TASK DESCRIPTION →
Lines that contain "this" are to be counted; give only their number.

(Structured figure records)
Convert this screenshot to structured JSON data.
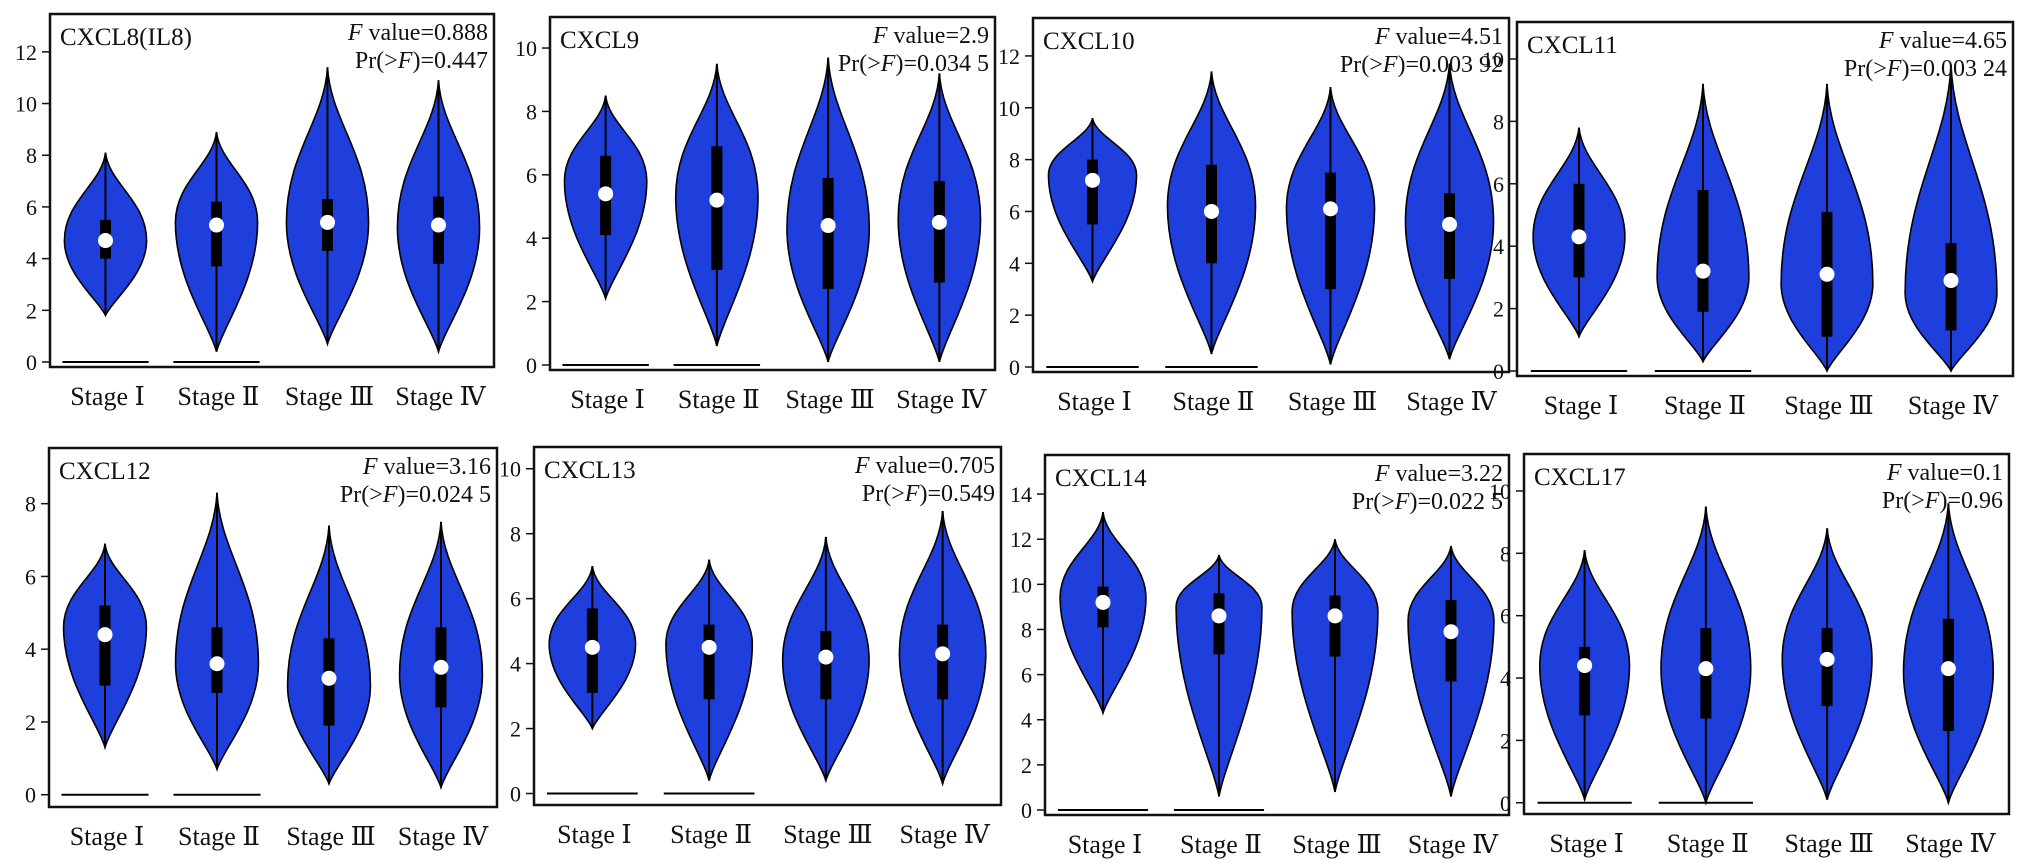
{
  "figure": {
    "categories": [
      "Stage Ⅰ",
      "Stage Ⅱ",
      "Stage Ⅲ",
      "Stage Ⅳ"
    ],
    "colors": {
      "violin_fill": "#1f3fdc",
      "outline": "#000000",
      "median_dot": "#ffffff",
      "frame": "#111111"
    }
  },
  "chart_data": [
    {
      "type": "violin",
      "title": "CXCL8(IL8)",
      "f_label": "F",
      "f_value": "value=0.888",
      "pr_prefix": "Pr(>",
      "pr_var": "F",
      "pr_value": ")=0.447",
      "ylim": [
        0,
        13
      ],
      "yticks": [
        0,
        2,
        4,
        6,
        8,
        10,
        12
      ],
      "series": [
        {
          "category": "Stage Ⅰ",
          "min": 1.8,
          "max": 8.1,
          "q1": 4.0,
          "q3": 5.5,
          "median": 4.7,
          "mode": 4.7,
          "flat_at_zero": true
        },
        {
          "category": "Stage Ⅱ",
          "min": 0.4,
          "max": 8.9,
          "q1": 3.7,
          "q3": 6.2,
          "median": 5.3,
          "mode": 5.4,
          "flat_at_zero": true
        },
        {
          "category": "Stage Ⅲ",
          "min": 0.7,
          "max": 11.4,
          "q1": 4.3,
          "q3": 6.3,
          "median": 5.4,
          "mode": 5.4,
          "flat_at_zero": false
        },
        {
          "category": "Stage Ⅳ",
          "min": 0.4,
          "max": 10.9,
          "q1": 3.8,
          "q3": 6.4,
          "median": 5.3,
          "mode": 5.2,
          "flat_at_zero": false
        }
      ]
    },
    {
      "type": "violin",
      "title": "CXCL9",
      "f_label": "F",
      "f_value": "value=2.9",
      "pr_prefix": "Pr(>",
      "pr_var": "F",
      "pr_value": ")=0.034 5",
      "ylim": [
        0,
        10.6
      ],
      "yticks": [
        0,
        2,
        4,
        6,
        8,
        10
      ],
      "series": [
        {
          "category": "Stage Ⅰ",
          "min": 2.1,
          "max": 8.5,
          "q1": 4.1,
          "q3": 6.6,
          "median": 5.4,
          "mode": 5.8,
          "flat_at_zero": true
        },
        {
          "category": "Stage Ⅱ",
          "min": 0.6,
          "max": 9.5,
          "q1": 3.0,
          "q3": 6.9,
          "median": 5.2,
          "mode": 5.3,
          "flat_at_zero": true
        },
        {
          "category": "Stage Ⅲ",
          "min": 0.1,
          "max": 9.7,
          "q1": 2.4,
          "q3": 5.9,
          "median": 4.4,
          "mode": 4.3,
          "flat_at_zero": false
        },
        {
          "category": "Stage Ⅳ",
          "min": 0.1,
          "max": 9.2,
          "q1": 2.6,
          "q3": 5.8,
          "median": 4.5,
          "mode": 4.6,
          "flat_at_zero": false
        }
      ]
    },
    {
      "type": "violin",
      "title": "CXCL10",
      "f_label": "F",
      "f_value": "value=4.51",
      "pr_prefix": "Pr(>",
      "pr_var": "F",
      "pr_value": ")=0.003 92",
      "ylim": [
        0,
        13
      ],
      "yticks": [
        0,
        2,
        4,
        6,
        8,
        10,
        12
      ],
      "series": [
        {
          "category": "Stage Ⅰ",
          "min": 3.3,
          "max": 9.6,
          "q1": 5.5,
          "q3": 8.0,
          "median": 7.2,
          "mode": 7.4,
          "flat_at_zero": true
        },
        {
          "category": "Stage Ⅱ",
          "min": 0.5,
          "max": 11.4,
          "q1": 4.0,
          "q3": 7.8,
          "median": 6.0,
          "mode": 6.2,
          "flat_at_zero": true
        },
        {
          "category": "Stage Ⅲ",
          "min": 0.1,
          "max": 10.8,
          "q1": 3.0,
          "q3": 7.5,
          "median": 6.1,
          "mode": 6.1,
          "flat_at_zero": false
        },
        {
          "category": "Stage Ⅳ",
          "min": 0.3,
          "max": 11.7,
          "q1": 3.4,
          "q3": 6.7,
          "median": 5.5,
          "mode": 5.6,
          "flat_at_zero": false
        }
      ]
    },
    {
      "type": "violin",
      "title": "CXCL11",
      "f_label": "F",
      "f_value": "value=4.65",
      "pr_prefix": "Pr(>",
      "pr_var": "F",
      "pr_value": ")=0.003 24",
      "ylim": [
        0,
        10.8
      ],
      "yticks": [
        0,
        2,
        4,
        6,
        8,
        10
      ],
      "series": [
        {
          "category": "Stage Ⅰ",
          "min": 1.1,
          "max": 7.8,
          "q1": 3.0,
          "q3": 6.0,
          "median": 4.3,
          "mode": 4.3,
          "flat_at_zero": true
        },
        {
          "category": "Stage Ⅱ",
          "min": 0.3,
          "max": 9.2,
          "q1": 1.9,
          "q3": 5.8,
          "median": 3.2,
          "mode": 3.0,
          "flat_at_zero": true
        },
        {
          "category": "Stage Ⅲ",
          "min": 0.0,
          "max": 9.2,
          "q1": 1.1,
          "q3": 5.1,
          "median": 3.1,
          "mode": 2.8,
          "flat_at_zero": false
        },
        {
          "category": "Stage Ⅳ",
          "min": 0.0,
          "max": 9.8,
          "q1": 1.3,
          "q3": 4.1,
          "median": 2.9,
          "mode": 2.5,
          "flat_at_zero": false
        }
      ]
    },
    {
      "type": "violin",
      "title": "CXCL12",
      "f_label": "F",
      "f_value": "value=3.16",
      "pr_prefix": "Pr(>",
      "pr_var": "F",
      "pr_value": ")=0.024 5",
      "ylim": [
        -0.2,
        9.2
      ],
      "yticks": [
        0,
        2,
        4,
        6,
        8
      ],
      "series": [
        {
          "category": "Stage Ⅰ",
          "min": 1.3,
          "max": 6.9,
          "q1": 3.0,
          "q3": 5.2,
          "median": 4.4,
          "mode": 4.6,
          "flat_at_zero": true
        },
        {
          "category": "Stage Ⅱ",
          "min": 0.7,
          "max": 8.3,
          "q1": 2.8,
          "q3": 4.6,
          "median": 3.6,
          "mode": 3.6,
          "flat_at_zero": true
        },
        {
          "category": "Stage Ⅲ",
          "min": 0.3,
          "max": 7.4,
          "q1": 1.9,
          "q3": 4.3,
          "median": 3.2,
          "mode": 3.0,
          "flat_at_zero": false
        },
        {
          "category": "Stage Ⅳ",
          "min": 0.2,
          "max": 7.5,
          "q1": 2.4,
          "q3": 4.6,
          "median": 3.5,
          "mode": 3.3,
          "flat_at_zero": false
        }
      ]
    },
    {
      "type": "violin",
      "title": "CXCL13",
      "f_label": "F",
      "f_value": "value=0.705",
      "pr_prefix": "Pr(>",
      "pr_var": "F",
      "pr_value": ")=0.549",
      "ylim": [
        -0.2,
        10.3
      ],
      "yticks": [
        0,
        2,
        4,
        6,
        8,
        10
      ],
      "series": [
        {
          "category": "Stage Ⅰ",
          "min": 2.0,
          "max": 7.0,
          "q1": 3.1,
          "q3": 5.7,
          "median": 4.5,
          "mode": 4.6,
          "flat_at_zero": true
        },
        {
          "category": "Stage Ⅱ",
          "min": 0.4,
          "max": 7.2,
          "q1": 2.9,
          "q3": 5.2,
          "median": 4.5,
          "mode": 4.6,
          "flat_at_zero": true
        },
        {
          "category": "Stage Ⅲ",
          "min": 0.4,
          "max": 7.9,
          "q1": 2.9,
          "q3": 5.0,
          "median": 4.2,
          "mode": 4.1,
          "flat_at_zero": false
        },
        {
          "category": "Stage Ⅳ",
          "min": 0.3,
          "max": 8.7,
          "q1": 2.9,
          "q3": 5.2,
          "median": 4.3,
          "mode": 4.3,
          "flat_at_zero": false
        }
      ]
    },
    {
      "type": "violin",
      "title": "CXCL14",
      "f_label": "F",
      "f_value": "value=3.22",
      "pr_prefix": "Pr(>",
      "pr_var": "F",
      "pr_value": ")=0.022 5",
      "ylim": [
        0,
        15.2
      ],
      "yticks": [
        0,
        2,
        4,
        6,
        8,
        10,
        12,
        14
      ],
      "series": [
        {
          "category": "Stage Ⅰ",
          "min": 4.3,
          "max": 13.2,
          "q1": 8.1,
          "q3": 9.9,
          "median": 9.2,
          "mode": 9.4,
          "flat_at_zero": true
        },
        {
          "category": "Stage Ⅱ",
          "min": 0.6,
          "max": 11.3,
          "q1": 6.9,
          "q3": 9.6,
          "median": 8.6,
          "mode": 9.0,
          "flat_at_zero": true
        },
        {
          "category": "Stage Ⅲ",
          "min": 0.8,
          "max": 12.0,
          "q1": 6.8,
          "q3": 9.5,
          "median": 8.6,
          "mode": 8.8,
          "flat_at_zero": false
        },
        {
          "category": "Stage Ⅳ",
          "min": 0.6,
          "max": 11.7,
          "q1": 5.7,
          "q3": 9.3,
          "median": 7.9,
          "mode": 8.4,
          "flat_at_zero": false
        }
      ]
    },
    {
      "type": "violin",
      "title": "CXCL17",
      "f_label": "F",
      "f_value": "value=0.1",
      "pr_prefix": "Pr(>",
      "pr_var": "F",
      "pr_value": ")=0.96",
      "ylim": [
        -0.2,
        10.8
      ],
      "yticks": [
        0,
        2,
        4,
        6,
        8,
        10
      ],
      "series": [
        {
          "category": "Stage Ⅰ",
          "min": 0.1,
          "max": 8.1,
          "q1": 2.8,
          "q3": 5.0,
          "median": 4.4,
          "mode": 4.4,
          "flat_at_zero": true
        },
        {
          "category": "Stage Ⅱ",
          "min": 0.0,
          "max": 9.5,
          "q1": 2.7,
          "q3": 5.6,
          "median": 4.3,
          "mode": 4.3,
          "flat_at_zero": true
        },
        {
          "category": "Stage Ⅲ",
          "min": 0.1,
          "max": 8.8,
          "q1": 3.1,
          "q3": 5.6,
          "median": 4.6,
          "mode": 4.6,
          "flat_at_zero": false
        },
        {
          "category": "Stage Ⅳ",
          "min": 0.0,
          "max": 9.6,
          "q1": 2.3,
          "q3": 5.9,
          "median": 4.3,
          "mode": 4.2,
          "flat_at_zero": false
        }
      ]
    }
  ]
}
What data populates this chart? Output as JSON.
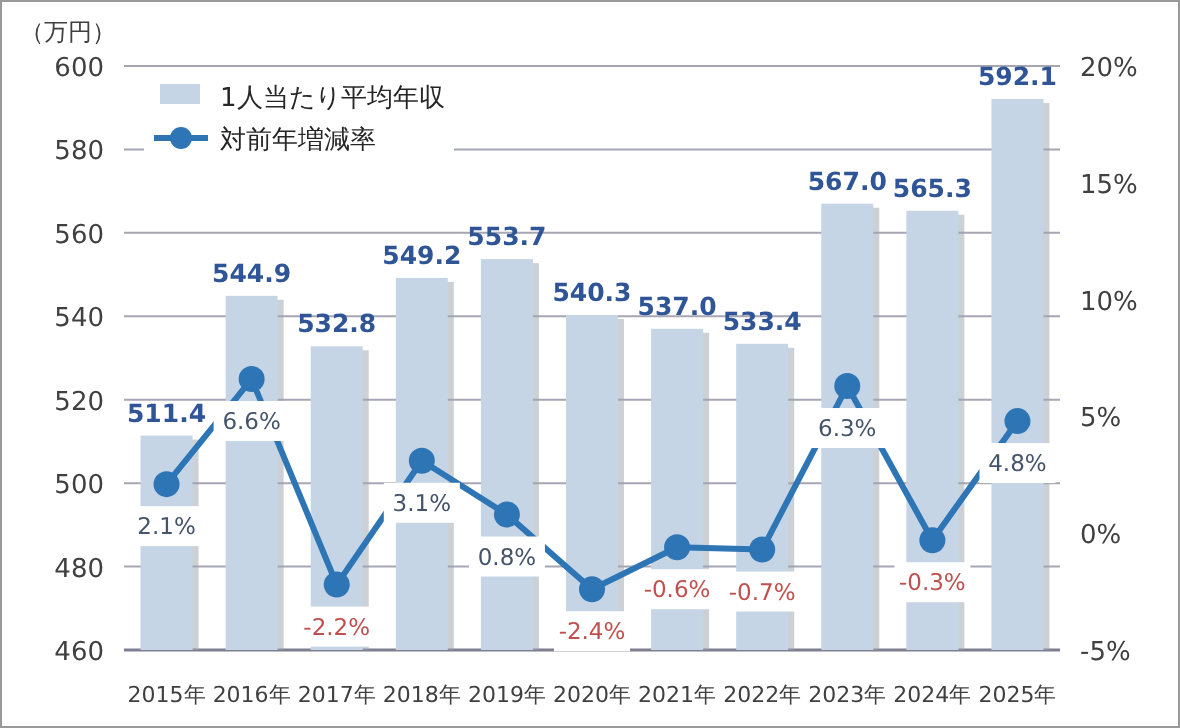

CORRECT OUTPUT →
2